# Start of Exercise material

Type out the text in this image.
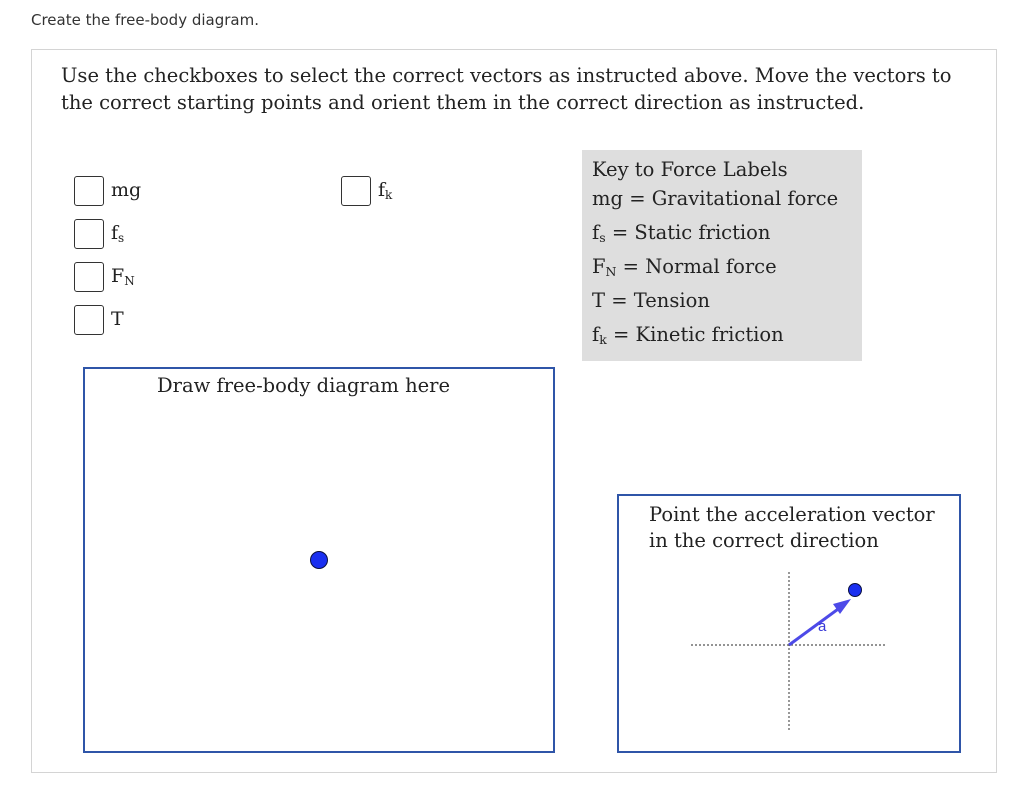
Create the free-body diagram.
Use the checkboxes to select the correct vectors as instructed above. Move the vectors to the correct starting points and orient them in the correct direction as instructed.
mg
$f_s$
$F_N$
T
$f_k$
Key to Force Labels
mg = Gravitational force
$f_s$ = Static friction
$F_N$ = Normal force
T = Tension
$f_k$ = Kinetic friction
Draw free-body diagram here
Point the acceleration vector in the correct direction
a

# End of Exercise material
# Start of Exercise material

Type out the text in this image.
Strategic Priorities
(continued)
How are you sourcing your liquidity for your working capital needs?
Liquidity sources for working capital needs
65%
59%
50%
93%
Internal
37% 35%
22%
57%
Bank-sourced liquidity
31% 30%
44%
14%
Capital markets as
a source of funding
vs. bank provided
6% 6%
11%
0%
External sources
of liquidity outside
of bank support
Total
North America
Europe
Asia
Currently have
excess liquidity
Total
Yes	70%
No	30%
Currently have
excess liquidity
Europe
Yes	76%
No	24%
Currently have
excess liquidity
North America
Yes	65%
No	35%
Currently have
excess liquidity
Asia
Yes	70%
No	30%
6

# End of Exercise material

■ Written instruction:
Gather all lines from the listing above in which "body" occurs.

■ Written answer:
Create the free-body diagram.
Draw free-body diagram here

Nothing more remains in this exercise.